→ **REQUIRED WORK**: Reproduce the records below exactly as given.

[start]

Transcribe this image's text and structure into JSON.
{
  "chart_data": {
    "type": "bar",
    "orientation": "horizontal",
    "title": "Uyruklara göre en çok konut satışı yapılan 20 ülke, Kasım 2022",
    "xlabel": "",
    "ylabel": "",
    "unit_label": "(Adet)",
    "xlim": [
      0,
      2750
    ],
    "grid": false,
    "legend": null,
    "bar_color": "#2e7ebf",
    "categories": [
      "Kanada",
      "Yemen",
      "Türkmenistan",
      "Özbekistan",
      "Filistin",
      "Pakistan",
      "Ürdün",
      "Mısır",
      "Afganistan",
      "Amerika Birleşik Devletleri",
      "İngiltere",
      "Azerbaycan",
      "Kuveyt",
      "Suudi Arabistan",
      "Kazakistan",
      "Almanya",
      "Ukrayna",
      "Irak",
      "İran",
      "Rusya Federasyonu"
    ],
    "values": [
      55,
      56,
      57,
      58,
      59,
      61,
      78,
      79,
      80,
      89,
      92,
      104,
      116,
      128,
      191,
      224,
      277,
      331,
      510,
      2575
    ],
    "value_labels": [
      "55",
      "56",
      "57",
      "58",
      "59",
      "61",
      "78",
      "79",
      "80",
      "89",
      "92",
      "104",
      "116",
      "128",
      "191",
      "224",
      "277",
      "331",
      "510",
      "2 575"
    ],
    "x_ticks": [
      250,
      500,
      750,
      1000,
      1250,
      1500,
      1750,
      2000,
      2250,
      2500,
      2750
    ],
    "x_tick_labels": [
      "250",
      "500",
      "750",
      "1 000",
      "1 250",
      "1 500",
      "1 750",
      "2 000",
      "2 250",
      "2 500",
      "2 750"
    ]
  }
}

[end]

→ **EXPECTED ANSWER**:
Transcribe this image's text and structure into JSON.
{
  "chart_data": {
    "type": "bar",
    "orientation": "horizontal",
    "title": "Uyruklara göre en çok konut satışı yapılan 20 ülke, Kasım 2022",
    "xlabel": "",
    "ylabel": "",
    "unit_label": "(Adet)",
    "xlim": [
      0,
      2750
    ],
    "grid": false,
    "legend": null,
    "bar_color": "#2e7ebf",
    "categories": [
      "Kanada",
      "Yemen",
      "Türkmenistan",
      "Özbekistan",
      "Filistin",
      "Pakistan",
      "Ürdün",
      "Mısır",
      "Afganistan",
      "Amerika Birleşik Devletleri",
      "İngiltere",
      "Azerbaycan",
      "Kuveyt",
      "Suudi Arabistan",
      "Kazakistan",
      "Almanya",
      "Ukrayna",
      "Irak",
      "İran",
      "Rusya Federasyonu"
    ],
    "values": [
      55,
      56,
      57,
      58,
      59,
      61,
      78,
      79,
      80,
      89,
      92,
      104,
      116,
      128,
      191,
      224,
      277,
      331,
      510,
      2575
    ],
    "value_labels": [
      "55",
      "56",
      "57",
      "58",
      "59",
      "61",
      "78",
      "79",
      "80",
      "89",
      "92",
      "104",
      "116",
      "128",
      "191",
      "224",
      "277",
      "331",
      "510",
      "2 575"
    ],
    "x_ticks": [
      250,
      500,
      750,
      1000,
      1250,
      1500,
      1750,
      2000,
      2250,
      2500,
      2750
    ],
    "x_tick_labels": [
      "250",
      "500",
      "750",
      "1 000",
      "1 250",
      "1 500",
      "1 750",
      "2 000",
      "2 250",
      "2 500",
      "2 750"
    ]
  }
}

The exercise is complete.